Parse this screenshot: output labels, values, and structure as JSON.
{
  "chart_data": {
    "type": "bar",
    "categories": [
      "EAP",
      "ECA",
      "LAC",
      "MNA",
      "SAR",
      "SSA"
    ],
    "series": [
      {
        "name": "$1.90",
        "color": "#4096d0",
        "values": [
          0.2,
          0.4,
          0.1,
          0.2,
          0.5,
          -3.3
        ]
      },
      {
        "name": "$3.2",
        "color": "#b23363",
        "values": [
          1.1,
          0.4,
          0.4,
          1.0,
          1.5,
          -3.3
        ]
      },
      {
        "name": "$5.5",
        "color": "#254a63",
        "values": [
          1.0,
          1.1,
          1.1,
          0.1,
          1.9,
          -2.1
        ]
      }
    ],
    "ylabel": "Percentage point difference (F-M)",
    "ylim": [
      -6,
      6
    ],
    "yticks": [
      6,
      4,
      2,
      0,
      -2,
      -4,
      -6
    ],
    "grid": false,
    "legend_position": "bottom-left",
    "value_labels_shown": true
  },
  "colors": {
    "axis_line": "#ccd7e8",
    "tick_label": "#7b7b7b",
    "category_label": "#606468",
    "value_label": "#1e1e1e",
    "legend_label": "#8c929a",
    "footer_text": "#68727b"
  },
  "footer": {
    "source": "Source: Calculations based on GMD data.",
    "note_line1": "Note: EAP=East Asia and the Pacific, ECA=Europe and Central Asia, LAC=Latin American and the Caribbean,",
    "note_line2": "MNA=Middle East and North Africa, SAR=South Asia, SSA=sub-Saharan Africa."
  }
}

____

Problem to work on: Every record above needs to be repeated word for word.

Problem solution:
Parse this screenshot: output labels, values, and structure as JSON.
{
  "chart_data": {
    "type": "bar",
    "categories": [
      "EAP",
      "ECA",
      "LAC",
      "MNA",
      "SAR",
      "SSA"
    ],
    "series": [
      {
        "name": "$1.90",
        "color": "#4096d0",
        "values": [
          0.2,
          0.4,
          0.1,
          0.2,
          0.5,
          -3.3
        ]
      },
      {
        "name": "$3.2",
        "color": "#b23363",
        "values": [
          1.1,
          0.4,
          0.4,
          1.0,
          1.5,
          -3.3
        ]
      },
      {
        "name": "$5.5",
        "color": "#254a63",
        "values": [
          1.0,
          1.1,
          1.1,
          0.1,
          1.9,
          -2.1
        ]
      }
    ],
    "ylabel": "Percentage point difference (F-M)",
    "ylim": [
      -6,
      6
    ],
    "yticks": [
      6,
      4,
      2,
      0,
      -2,
      -4,
      -6
    ],
    "grid": false,
    "legend_position": "bottom-left",
    "value_labels_shown": true
  },
  "colors": {
    "axis_line": "#ccd7e8",
    "tick_label": "#7b7b7b",
    "category_label": "#606468",
    "value_label": "#1e1e1e",
    "legend_label": "#8c929a",
    "footer_text": "#68727b"
  },
  "footer": {
    "source": "Source: Calculations based on GMD data.",
    "note_line1": "Note: EAP=East Asia and the Pacific, ECA=Europe and Central Asia, LAC=Latin American and the Caribbean,",
    "note_line2": "MNA=Middle East and North Africa, SAR=South Asia, SSA=sub-Saharan Africa."
  }
}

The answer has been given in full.